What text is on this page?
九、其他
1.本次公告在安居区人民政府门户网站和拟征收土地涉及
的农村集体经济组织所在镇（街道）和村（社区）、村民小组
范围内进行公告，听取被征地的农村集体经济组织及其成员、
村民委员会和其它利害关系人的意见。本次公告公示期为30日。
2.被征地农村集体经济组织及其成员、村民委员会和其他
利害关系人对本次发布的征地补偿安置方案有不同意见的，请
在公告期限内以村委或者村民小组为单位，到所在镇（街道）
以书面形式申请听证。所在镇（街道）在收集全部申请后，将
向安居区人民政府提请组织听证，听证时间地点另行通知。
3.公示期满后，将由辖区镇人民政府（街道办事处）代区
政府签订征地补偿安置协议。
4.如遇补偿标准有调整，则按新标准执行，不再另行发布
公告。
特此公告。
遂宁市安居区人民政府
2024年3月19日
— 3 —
──────────────────────────────
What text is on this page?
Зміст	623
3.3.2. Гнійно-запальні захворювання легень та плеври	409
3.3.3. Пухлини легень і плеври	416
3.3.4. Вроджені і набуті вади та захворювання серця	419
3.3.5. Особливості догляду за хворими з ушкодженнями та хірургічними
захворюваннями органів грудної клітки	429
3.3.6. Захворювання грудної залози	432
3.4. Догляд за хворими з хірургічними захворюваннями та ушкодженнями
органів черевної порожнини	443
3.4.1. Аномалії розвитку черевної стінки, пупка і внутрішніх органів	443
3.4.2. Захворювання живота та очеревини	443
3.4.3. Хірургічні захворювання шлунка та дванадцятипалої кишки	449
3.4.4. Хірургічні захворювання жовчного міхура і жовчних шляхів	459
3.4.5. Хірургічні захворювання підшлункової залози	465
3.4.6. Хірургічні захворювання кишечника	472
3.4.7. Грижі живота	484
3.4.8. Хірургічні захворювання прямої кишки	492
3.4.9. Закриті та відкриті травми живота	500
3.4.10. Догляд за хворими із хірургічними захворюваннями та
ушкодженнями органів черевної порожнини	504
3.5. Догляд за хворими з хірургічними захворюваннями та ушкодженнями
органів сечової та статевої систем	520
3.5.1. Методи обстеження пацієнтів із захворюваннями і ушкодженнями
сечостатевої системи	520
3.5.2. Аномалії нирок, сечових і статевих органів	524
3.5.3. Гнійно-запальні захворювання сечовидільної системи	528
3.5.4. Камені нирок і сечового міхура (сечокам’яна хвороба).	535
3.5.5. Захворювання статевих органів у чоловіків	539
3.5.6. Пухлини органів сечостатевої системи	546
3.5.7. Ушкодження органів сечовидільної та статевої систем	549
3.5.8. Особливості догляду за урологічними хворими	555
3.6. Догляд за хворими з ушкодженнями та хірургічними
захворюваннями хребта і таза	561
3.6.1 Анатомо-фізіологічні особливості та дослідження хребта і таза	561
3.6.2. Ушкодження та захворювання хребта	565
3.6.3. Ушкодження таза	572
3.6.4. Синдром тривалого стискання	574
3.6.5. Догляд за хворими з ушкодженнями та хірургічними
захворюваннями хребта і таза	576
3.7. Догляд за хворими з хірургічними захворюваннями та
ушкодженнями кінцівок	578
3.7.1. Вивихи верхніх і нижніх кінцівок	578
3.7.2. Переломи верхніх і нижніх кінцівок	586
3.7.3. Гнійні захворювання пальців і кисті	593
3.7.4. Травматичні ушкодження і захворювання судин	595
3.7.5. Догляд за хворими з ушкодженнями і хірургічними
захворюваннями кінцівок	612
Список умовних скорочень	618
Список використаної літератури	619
──────────────────────────────
Task to carry out: Collect the complete line wherever the string "статевих" appears in the records.

Right answer:
3.5.2. Аномалії нирок, сечових і статевих органів	524
3.5.5. Захворювання статевих органів у чоловіків	539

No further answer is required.